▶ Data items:

═══

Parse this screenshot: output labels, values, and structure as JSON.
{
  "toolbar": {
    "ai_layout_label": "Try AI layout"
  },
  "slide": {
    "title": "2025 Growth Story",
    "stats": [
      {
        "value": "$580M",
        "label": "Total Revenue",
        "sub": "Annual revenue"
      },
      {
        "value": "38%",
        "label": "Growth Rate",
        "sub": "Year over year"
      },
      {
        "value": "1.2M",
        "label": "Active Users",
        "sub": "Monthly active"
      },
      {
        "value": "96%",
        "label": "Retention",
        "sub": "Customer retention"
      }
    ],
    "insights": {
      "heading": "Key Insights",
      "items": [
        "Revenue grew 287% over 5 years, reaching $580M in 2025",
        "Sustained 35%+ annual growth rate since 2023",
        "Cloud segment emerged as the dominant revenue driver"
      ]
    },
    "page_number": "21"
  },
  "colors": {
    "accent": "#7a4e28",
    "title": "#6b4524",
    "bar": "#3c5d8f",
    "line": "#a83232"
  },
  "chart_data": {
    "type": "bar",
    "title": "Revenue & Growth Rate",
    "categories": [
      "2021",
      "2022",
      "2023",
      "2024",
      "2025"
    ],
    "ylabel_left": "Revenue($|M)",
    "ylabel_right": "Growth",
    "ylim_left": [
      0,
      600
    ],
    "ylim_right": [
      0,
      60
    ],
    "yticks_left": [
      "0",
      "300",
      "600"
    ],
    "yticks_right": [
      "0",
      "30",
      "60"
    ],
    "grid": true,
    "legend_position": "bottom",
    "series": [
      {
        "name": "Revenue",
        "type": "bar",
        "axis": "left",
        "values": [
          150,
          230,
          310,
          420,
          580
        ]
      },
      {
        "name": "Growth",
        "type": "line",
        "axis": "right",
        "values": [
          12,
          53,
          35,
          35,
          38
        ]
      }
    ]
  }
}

═══

▶ What to produce:
Retype the whole listing, matching it exactly.

▶ Answer below:
Parse this screenshot: output labels, values, and structure as JSON.
{
  "toolbar": {
    "ai_layout_label": "Try AI layout"
  },
  "slide": {
    "title": "2025 Growth Story",
    "stats": [
      {
        "value": "$580M",
        "label": "Total Revenue",
        "sub": "Annual revenue"
      },
      {
        "value": "38%",
        "label": "Growth Rate",
        "sub": "Year over year"
      },
      {
        "value": "1.2M",
        "label": "Active Users",
        "sub": "Monthly active"
      },
      {
        "value": "96%",
        "label": "Retention",
        "sub": "Customer retention"
      }
    ],
    "insights": {
      "heading": "Key Insights",
      "items": [
        "Revenue grew 287% over 5 years, reaching $580M in 2025",
        "Sustained 35%+ annual growth rate since 2023",
        "Cloud segment emerged as the dominant revenue driver"
      ]
    },
    "page_number": "21"
  },
  "colors": {
    "accent": "#7a4e28",
    "title": "#6b4524",
    "bar": "#3c5d8f",
    "line": "#a83232"
  },
  "chart_data": {
    "type": "bar",
    "title": "Revenue & Growth Rate",
    "categories": [
      "2021",
      "2022",
      "2023",
      "2024",
      "2025"
    ],
    "ylabel_left": "Revenue($|M)",
    "ylabel_right": "Growth",
    "ylim_left": [
      0,
      600
    ],
    "ylim_right": [
      0,
      60
    ],
    "yticks_left": [
      "0",
      "300",
      "600"
    ],
    "yticks_right": [
      "0",
      "30",
      "60"
    ],
    "grid": true,
    "legend_position": "bottom",
    "series": [
      {
        "name": "Revenue",
        "type": "bar",
        "axis": "left",
        "values": [
          150,
          230,
          310,
          420,
          580
        ]
      },
      {
        "name": "Growth",
        "type": "line",
        "axis": "right",
        "values": [
          12,
          53,
          35,
          35,
          38
        ]
      }
    ]
  }
}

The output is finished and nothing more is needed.